TO BE DONE: Print the entries verbatim, leaving out the images they contain.

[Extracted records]
____________
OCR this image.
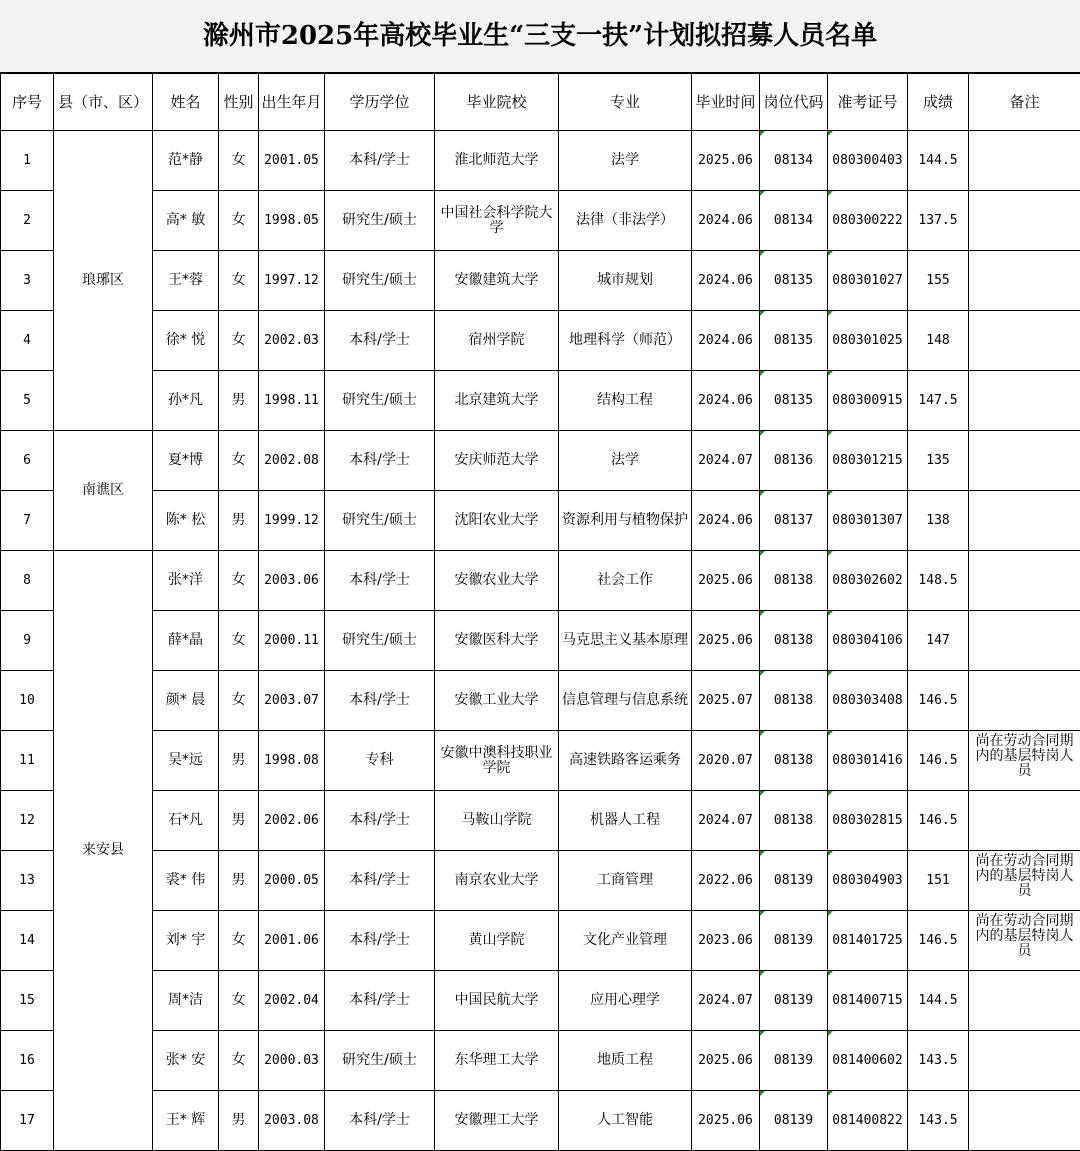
滁州市2025年高校毕业生“三支一扶”计划拟招募人员名单
序号	县（市、区）	姓名	性别	出生年月	学历学位	毕业院校	专业	毕业时间	岗位代码	准考证号	成绩	备注
1	琅琊区	范*静	女	2001.05	本科/学士	淮北师范大学	法学	2025.06	08134	080300403	144.5	
2		高* 敏	女	1998.05	研究生/硕士	中国社会科学院大学	法律（非法学）	2024.06	08134	080300222	137.5	
3		王*蓉	女	1997.12	研究生/硕士	安徽建筑大学	城市规划	2024.06	08135	080301027	155	
4		徐* 悦	女	2002.03	本科/学士	宿州学院	地理科学（师范）	2024.06	08135	080301025	148	
5		孙*凡	男	1998.11	研究生/硕士	北京建筑大学	结构工程	2024.06	08135	080300915	147.5	
6	南谯区	夏*博	女	2002.08	本科/学士	安庆师范大学	法学	2024.07	08136	080301215	135	
7		陈* 松	男	1999.12	研究生/硕士	沈阳农业大学	资源利用与植物保护	2024.06	08137	080301307	138	
8	来安县	张*洋	女	2003.06	本科/学士	安徽农业大学	社会工作	2025.06	08138	080302602	148.5	
9		薛*晶	女	2000.11	研究生/硕士	安徽医科大学	马克思主义基本原理	2025.06	08138	080304106	147	
10		颜* 晨	女	2003.07	本科/学士	安徽工业大学	信息管理与信息系统	2025.07	08138	080303408	146.5	
11		吴*远	男	1998.08	专科	安徽中澳科技职业学院	高速铁路客运乘务	2020.07	08138	080301416	146.5	尚在劳动合同期内的基层特岗人员
12		石*凡	男	2002.06	本科/学士	马鞍山学院	机器人工程	2024.07	08138	080302815	146.5	
13		裘* 伟	男	2000.05	本科/学士	南京农业大学	工商管理	2022.06	08139	080304903	151	尚在劳动合同期内的基层特岗人员
14		刘* 宇	女	2001.06	本科/学士	黄山学院	文化产业管理	2023.06	08139	081401725	146.5	尚在劳动合同期内的基层特岗人员
15		周*洁	女	2002.04	本科/学士	中国民航大学	应用心理学	2024.07	08139	081400715	144.5	
16		张* 安	女	2000.03	研究生/硕士	东华理工大学	地质工程	2025.06	08139	081400602	143.5	
17		王* 辉	男	2003.08	本科/学士	安徽理工大学	人工智能	2025.06	08139	081400822	143.5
____________
THE OUTPUT:
OCR this image.
滁州市2025年高校毕业生“三支一扶”计划拟招募人员名单
序号	县（市、区）	姓名	性别	出生年月	学历学位	毕业院校	专业	毕业时间	岗位代码	准考证号	成绩	备注
1	琅琊区	范*静	女	2001.05	本科/学士	淮北师范大学	法学	2025.06	08134	080300403	144.5	
2		高* 敏	女	1998.05	研究生/硕士	中国社会科学院大学	法律（非法学）	2024.06	08134	080300222	137.5	
3		王*蓉	女	1997.12	研究生/硕士	安徽建筑大学	城市规划	2024.06	08135	080301027	155	
4		徐* 悦	女	2002.03	本科/学士	宿州学院	地理科学（师范）	2024.06	08135	080301025	148	
5		孙*凡	男	1998.11	研究生/硕士	北京建筑大学	结构工程	2024.06	08135	080300915	147.5	
6	南谯区	夏*博	女	2002.08	本科/学士	安庆师范大学	法学	2024.07	08136	080301215	135	
7		陈* 松	男	1999.12	研究生/硕士	沈阳农业大学	资源利用与植物保护	2024.06	08137	080301307	138	
8	来安县	张*洋	女	2003.06	本科/学士	安徽农业大学	社会工作	2025.06	08138	080302602	148.5	
9		薛*晶	女	2000.11	研究生/硕士	安徽医科大学	马克思主义基本原理	2025.06	08138	080304106	147	
10		颜* 晨	女	2003.07	本科/学士	安徽工业大学	信息管理与信息系统	2025.07	08138	080303408	146.5	
11		吴*远	男	1998.08	专科	安徽中澳科技职业学院	高速铁路客运乘务	2020.07	08138	080301416	146.5	尚在劳动合同期内的基层特岗人员
12		石*凡	男	2002.06	本科/学士	马鞍山学院	机器人工程	2024.07	08138	080302815	146.5	
13		裘* 伟	男	2000.05	本科/学士	南京农业大学	工商管理	2022.06	08139	080304903	151	尚在劳动合同期内的基层特岗人员
14		刘* 宇	女	2001.06	本科/学士	黄山学院	文化产业管理	2023.06	08139	081401725	146.5	尚在劳动合同期内的基层特岗人员
15		周*洁	女	2002.04	本科/学士	中国民航大学	应用心理学	2024.07	08139	081400715	144.5	
16		张* 安	女	2000.03	研究生/硕士	东华理工大学	地质工程	2025.06	08139	081400602	143.5	
17		王* 辉	男	2003.08	本科/学士	安徽理工大学	人工智能	2025.06	08139	081400822	143.5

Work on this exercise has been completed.